Problems and tasks:
1 - Answer these questions about the text on dementia, delirium, and serotonin syndrome:
(a) What kind of onset does delirium have?
(b) Combining SSRIs with which drugs greatly increases the risk for serotonin syndrome?
(c) Which serotonin antagonist is named?
2 - Reproduce the text on dementia, delirium, and serotonin syndrome from "Dementia vs. Delirium" to "fluctuating and reversible.", swapping "gradual" for "slow".

Document section:
* * *

Dementia vs. Delirium

  • Dementia has a gradual onset, while delirium has a sudden onset.
  • Dementia is progressive and irreversible, while delirium is fluctuating and reversible.
  • Dementia involves clear consciousness, while delirium involves altered consciousness.
  • Dementia is caused by neurodegenerative conditions, while delirium is caused by medical conditions, medications, infections, or anesthetics.

Serotonin Syndrome

  • A serious drug reaction resulting from too much serotonin activity in the brain and body.
  • The risk for serotonin syndrome greatly increases when SSRIs are combined with MAOIs.
  • OTC cold medicine or St. John's Wort use also increases risk.
  • Can progress to seizures, rhabdomyolysis, kidney failure, or death if untreated.
  • Symptoms include hyperactivity/restlessness, tachycardia, fever, hypertension, tremors, hyperreflexia, diaphoresis, dilated pupils, agitation, anxiety, confusion, altered mental status (delirium), mood swings, seizures, muscle rigidity, and abdominal pain.
  • Interventions include notifying the healthcare provider, stopping SSRIs, SNRIs, MAOIs, TCAs, lithium, and triptans, monitoring vital signs, applying cooling measures if needed, administering IV fluids and oxygen, using benzodiazepines to control agitation and tremors, and administering serotonin antagonists (cyproheptadine).

* * *

Entries supplied:
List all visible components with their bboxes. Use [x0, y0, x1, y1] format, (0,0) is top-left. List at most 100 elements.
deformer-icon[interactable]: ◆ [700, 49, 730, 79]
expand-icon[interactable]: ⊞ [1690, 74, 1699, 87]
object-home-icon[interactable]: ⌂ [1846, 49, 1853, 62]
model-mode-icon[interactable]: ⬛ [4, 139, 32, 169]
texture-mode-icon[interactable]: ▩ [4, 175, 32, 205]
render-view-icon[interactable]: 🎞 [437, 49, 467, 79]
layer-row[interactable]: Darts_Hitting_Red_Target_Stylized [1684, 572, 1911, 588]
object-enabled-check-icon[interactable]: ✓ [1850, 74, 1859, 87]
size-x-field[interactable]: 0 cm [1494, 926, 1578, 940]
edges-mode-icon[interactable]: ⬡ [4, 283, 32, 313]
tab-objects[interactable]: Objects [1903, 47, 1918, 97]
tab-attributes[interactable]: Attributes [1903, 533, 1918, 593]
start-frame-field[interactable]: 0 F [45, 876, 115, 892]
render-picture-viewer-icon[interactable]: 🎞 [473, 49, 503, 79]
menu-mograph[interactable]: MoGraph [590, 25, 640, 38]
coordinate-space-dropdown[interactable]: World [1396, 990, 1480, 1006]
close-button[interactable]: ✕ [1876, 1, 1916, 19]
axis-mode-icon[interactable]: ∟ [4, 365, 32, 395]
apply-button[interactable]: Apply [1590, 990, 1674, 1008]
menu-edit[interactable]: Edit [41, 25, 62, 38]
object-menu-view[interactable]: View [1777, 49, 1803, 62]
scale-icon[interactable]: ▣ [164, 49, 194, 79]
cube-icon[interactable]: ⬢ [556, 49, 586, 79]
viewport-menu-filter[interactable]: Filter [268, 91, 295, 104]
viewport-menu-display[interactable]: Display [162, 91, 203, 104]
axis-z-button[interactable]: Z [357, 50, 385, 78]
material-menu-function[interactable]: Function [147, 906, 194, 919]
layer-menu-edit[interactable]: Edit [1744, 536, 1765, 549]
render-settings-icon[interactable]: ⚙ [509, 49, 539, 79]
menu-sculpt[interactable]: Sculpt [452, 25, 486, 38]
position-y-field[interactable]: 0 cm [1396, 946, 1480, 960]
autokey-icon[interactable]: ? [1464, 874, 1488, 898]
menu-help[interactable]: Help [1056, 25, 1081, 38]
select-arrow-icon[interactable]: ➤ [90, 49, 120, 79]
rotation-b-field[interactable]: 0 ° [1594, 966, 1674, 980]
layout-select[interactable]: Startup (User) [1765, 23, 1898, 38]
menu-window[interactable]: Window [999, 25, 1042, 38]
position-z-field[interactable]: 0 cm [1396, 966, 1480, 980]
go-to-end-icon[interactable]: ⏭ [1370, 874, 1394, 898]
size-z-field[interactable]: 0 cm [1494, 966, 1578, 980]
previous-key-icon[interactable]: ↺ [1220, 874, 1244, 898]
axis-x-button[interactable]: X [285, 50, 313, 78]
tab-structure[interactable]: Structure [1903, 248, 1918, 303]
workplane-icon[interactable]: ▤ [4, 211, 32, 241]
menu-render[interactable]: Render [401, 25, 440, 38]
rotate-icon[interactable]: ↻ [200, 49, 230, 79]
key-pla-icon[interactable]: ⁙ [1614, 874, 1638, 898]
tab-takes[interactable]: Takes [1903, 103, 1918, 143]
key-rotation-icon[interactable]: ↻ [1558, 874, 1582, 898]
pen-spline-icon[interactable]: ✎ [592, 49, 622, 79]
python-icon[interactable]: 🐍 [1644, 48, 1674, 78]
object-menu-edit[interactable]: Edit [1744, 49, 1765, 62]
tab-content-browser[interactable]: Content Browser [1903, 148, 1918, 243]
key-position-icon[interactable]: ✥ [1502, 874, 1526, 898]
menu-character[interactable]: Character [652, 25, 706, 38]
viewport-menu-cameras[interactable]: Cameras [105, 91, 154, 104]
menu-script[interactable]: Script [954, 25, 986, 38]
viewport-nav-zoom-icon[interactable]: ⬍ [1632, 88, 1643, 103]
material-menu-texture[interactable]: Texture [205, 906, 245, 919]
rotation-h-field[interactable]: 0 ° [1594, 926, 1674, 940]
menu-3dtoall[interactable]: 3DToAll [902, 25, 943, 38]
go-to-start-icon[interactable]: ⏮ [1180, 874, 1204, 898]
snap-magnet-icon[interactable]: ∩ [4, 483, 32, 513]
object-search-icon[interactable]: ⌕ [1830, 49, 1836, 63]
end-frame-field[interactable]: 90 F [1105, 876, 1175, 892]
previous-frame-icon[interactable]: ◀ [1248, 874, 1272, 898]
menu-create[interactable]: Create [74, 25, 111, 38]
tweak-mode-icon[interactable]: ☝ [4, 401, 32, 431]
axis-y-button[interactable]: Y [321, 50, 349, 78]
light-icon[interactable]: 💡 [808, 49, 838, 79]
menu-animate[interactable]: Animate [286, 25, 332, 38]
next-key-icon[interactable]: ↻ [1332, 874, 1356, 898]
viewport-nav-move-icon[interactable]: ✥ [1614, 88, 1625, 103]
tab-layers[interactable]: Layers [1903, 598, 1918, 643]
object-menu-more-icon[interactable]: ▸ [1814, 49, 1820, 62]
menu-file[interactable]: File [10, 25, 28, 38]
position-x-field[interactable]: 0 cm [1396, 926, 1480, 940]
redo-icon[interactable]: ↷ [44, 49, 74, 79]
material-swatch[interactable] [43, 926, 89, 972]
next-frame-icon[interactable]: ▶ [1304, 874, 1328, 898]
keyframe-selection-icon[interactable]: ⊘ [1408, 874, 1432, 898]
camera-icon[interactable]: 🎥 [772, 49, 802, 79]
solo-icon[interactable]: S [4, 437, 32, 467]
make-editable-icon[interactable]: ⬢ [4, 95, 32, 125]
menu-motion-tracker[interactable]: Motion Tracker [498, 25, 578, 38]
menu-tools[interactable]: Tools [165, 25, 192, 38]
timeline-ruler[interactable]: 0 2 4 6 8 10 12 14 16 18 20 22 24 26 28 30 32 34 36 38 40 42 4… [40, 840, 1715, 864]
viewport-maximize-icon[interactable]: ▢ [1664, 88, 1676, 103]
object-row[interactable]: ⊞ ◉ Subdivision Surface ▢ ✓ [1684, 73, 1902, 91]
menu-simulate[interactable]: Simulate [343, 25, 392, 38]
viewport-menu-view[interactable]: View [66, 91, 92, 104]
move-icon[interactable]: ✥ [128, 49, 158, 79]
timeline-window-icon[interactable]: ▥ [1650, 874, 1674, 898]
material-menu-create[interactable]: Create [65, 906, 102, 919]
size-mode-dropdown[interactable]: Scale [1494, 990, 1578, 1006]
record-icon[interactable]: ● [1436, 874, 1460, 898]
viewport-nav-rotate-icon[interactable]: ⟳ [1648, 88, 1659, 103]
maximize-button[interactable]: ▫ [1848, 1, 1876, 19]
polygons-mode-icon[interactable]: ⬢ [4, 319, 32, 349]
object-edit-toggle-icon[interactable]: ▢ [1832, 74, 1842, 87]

* * *

Answers provided:
1 -
(a) A sudden onset.
(b) MAOIs.
(c) Cyproheptadine.

2 -
Dementia vs. Delirium

  • Dementia has a slow onset, while delirium has a sudden onset.
  • Dementia is progressive and irreversible, while delirium is fluctuating and reversible.